--- Dataset records ---
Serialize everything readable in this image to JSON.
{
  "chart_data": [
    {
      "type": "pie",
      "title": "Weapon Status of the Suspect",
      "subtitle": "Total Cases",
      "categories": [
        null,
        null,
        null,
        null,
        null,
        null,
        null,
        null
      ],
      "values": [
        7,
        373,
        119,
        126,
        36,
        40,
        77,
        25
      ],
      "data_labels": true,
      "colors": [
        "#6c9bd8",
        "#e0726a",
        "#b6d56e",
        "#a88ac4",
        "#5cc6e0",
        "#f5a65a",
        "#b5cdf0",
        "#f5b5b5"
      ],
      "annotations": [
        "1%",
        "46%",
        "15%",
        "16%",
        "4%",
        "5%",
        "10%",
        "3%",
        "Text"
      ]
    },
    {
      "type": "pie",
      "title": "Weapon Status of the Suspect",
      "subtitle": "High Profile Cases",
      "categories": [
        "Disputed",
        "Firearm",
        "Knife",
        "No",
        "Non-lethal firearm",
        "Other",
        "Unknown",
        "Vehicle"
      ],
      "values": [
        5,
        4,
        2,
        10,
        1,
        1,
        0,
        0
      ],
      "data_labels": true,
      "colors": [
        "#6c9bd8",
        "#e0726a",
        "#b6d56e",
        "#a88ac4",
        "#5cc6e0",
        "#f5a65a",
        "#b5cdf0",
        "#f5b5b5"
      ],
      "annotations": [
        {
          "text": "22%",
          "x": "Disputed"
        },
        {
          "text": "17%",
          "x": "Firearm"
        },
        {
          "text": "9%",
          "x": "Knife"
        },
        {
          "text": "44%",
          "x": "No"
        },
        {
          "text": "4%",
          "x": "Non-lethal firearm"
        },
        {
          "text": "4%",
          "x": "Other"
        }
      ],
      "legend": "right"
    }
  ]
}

--- Request ---
Identify and copy all lines with the word "lethal".

--- Exercise output ---
        "Non-lethal firearm",
          "x": "Non-lethal firearm"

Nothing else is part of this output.